◆ **What you need to do**:
Every line with the word "South" in it should be extracted from the data that follows.

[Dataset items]
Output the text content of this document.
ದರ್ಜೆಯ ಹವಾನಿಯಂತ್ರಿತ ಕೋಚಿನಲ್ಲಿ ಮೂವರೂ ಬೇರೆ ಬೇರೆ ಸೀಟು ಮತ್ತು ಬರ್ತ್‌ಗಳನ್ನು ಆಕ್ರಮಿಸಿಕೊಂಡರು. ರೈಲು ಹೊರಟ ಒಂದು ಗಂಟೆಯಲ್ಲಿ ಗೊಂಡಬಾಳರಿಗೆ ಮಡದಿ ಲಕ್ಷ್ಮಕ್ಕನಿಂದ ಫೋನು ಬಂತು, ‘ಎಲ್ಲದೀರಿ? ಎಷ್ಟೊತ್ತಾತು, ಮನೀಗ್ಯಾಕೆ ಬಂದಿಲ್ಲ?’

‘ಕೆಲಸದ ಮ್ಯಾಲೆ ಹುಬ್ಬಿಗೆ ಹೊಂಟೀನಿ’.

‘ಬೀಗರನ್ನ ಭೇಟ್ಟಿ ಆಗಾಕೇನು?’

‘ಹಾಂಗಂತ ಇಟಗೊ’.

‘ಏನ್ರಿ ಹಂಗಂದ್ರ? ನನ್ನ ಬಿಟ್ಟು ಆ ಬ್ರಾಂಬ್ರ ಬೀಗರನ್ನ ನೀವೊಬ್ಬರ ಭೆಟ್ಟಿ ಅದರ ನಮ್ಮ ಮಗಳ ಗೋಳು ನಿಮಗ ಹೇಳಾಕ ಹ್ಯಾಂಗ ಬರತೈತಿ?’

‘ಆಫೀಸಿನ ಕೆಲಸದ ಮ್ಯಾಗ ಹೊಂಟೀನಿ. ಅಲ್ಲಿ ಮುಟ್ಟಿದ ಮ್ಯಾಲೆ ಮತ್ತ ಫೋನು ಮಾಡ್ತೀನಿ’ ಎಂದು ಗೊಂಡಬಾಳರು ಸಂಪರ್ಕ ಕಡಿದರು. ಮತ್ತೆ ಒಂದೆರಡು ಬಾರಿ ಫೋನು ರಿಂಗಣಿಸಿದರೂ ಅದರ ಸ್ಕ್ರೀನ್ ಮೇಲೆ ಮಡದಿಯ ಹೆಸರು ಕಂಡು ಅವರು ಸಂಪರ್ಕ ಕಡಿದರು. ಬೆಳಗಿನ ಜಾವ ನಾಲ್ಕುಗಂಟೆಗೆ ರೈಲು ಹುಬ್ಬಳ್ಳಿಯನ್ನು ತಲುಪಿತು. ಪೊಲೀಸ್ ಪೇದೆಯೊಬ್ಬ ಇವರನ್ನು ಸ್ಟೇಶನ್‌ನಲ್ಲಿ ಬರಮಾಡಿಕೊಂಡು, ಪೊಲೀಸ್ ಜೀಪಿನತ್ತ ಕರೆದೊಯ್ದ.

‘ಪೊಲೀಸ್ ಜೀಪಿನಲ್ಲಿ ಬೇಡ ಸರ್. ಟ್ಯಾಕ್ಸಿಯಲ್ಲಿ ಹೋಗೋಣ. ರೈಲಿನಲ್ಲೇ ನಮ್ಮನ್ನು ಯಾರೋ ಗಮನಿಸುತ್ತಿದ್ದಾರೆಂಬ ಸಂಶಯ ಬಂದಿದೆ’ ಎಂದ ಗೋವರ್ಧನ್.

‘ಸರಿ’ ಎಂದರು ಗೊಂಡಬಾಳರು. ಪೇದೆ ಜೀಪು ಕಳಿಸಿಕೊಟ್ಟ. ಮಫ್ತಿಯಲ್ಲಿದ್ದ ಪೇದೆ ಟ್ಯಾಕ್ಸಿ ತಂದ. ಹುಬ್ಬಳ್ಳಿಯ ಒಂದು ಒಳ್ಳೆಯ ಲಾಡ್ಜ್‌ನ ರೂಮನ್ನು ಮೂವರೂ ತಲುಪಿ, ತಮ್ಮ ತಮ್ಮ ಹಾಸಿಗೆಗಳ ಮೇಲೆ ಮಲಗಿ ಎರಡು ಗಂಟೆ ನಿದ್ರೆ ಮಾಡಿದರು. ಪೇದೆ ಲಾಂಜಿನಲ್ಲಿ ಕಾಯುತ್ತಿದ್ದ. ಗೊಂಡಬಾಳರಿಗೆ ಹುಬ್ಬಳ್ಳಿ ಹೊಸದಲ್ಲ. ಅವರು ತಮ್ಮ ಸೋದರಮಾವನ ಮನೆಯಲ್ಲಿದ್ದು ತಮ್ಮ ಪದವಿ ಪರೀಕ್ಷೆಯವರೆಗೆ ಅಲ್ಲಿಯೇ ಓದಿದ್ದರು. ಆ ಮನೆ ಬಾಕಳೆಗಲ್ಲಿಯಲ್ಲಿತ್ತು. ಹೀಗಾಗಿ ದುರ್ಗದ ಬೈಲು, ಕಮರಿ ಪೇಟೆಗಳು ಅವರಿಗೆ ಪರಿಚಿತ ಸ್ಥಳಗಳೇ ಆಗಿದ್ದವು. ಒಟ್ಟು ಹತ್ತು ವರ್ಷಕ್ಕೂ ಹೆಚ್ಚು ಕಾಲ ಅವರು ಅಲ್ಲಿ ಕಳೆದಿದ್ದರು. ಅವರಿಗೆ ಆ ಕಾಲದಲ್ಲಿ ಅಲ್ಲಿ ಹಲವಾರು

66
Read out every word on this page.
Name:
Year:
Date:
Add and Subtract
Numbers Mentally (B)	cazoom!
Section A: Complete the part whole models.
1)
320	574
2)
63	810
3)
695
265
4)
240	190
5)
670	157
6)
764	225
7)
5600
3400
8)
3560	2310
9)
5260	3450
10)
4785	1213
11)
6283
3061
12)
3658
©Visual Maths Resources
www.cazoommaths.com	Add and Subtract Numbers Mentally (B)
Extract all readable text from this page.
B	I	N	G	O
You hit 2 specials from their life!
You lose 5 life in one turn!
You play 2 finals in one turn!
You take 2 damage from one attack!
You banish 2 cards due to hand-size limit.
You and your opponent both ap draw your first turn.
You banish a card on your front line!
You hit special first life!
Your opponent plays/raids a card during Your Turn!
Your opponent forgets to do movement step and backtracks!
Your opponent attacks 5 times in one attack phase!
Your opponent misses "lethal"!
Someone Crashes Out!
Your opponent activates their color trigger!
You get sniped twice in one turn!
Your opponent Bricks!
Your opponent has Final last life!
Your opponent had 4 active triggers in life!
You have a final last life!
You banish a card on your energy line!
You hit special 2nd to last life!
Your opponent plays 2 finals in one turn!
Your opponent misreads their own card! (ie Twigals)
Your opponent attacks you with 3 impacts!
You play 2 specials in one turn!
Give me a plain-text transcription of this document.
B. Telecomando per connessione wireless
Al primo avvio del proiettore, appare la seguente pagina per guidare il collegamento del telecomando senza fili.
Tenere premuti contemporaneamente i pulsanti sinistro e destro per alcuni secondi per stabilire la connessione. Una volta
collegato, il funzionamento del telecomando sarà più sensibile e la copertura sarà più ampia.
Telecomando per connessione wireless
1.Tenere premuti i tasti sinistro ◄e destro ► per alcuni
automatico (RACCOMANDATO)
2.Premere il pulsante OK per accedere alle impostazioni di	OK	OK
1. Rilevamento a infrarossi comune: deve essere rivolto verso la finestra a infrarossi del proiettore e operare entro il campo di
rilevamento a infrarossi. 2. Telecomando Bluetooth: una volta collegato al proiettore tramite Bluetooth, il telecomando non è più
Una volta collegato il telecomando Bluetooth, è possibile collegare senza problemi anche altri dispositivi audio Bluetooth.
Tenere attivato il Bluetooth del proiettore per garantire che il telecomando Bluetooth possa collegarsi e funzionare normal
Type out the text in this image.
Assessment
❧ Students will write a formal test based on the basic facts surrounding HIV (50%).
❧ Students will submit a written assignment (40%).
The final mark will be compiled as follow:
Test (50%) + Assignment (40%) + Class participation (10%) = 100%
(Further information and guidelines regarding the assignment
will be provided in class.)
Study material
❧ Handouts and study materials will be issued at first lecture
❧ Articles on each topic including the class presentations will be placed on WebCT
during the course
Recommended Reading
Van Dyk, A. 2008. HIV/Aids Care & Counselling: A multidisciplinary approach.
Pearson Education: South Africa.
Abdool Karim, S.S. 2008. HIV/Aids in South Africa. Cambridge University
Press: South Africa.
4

◆ **Result for this task**:
Pearson Education: South Africa.
Abdool Karim, S.S. 2008. HIV/Aids in South Africa. Cambridge University
Press: South Africa.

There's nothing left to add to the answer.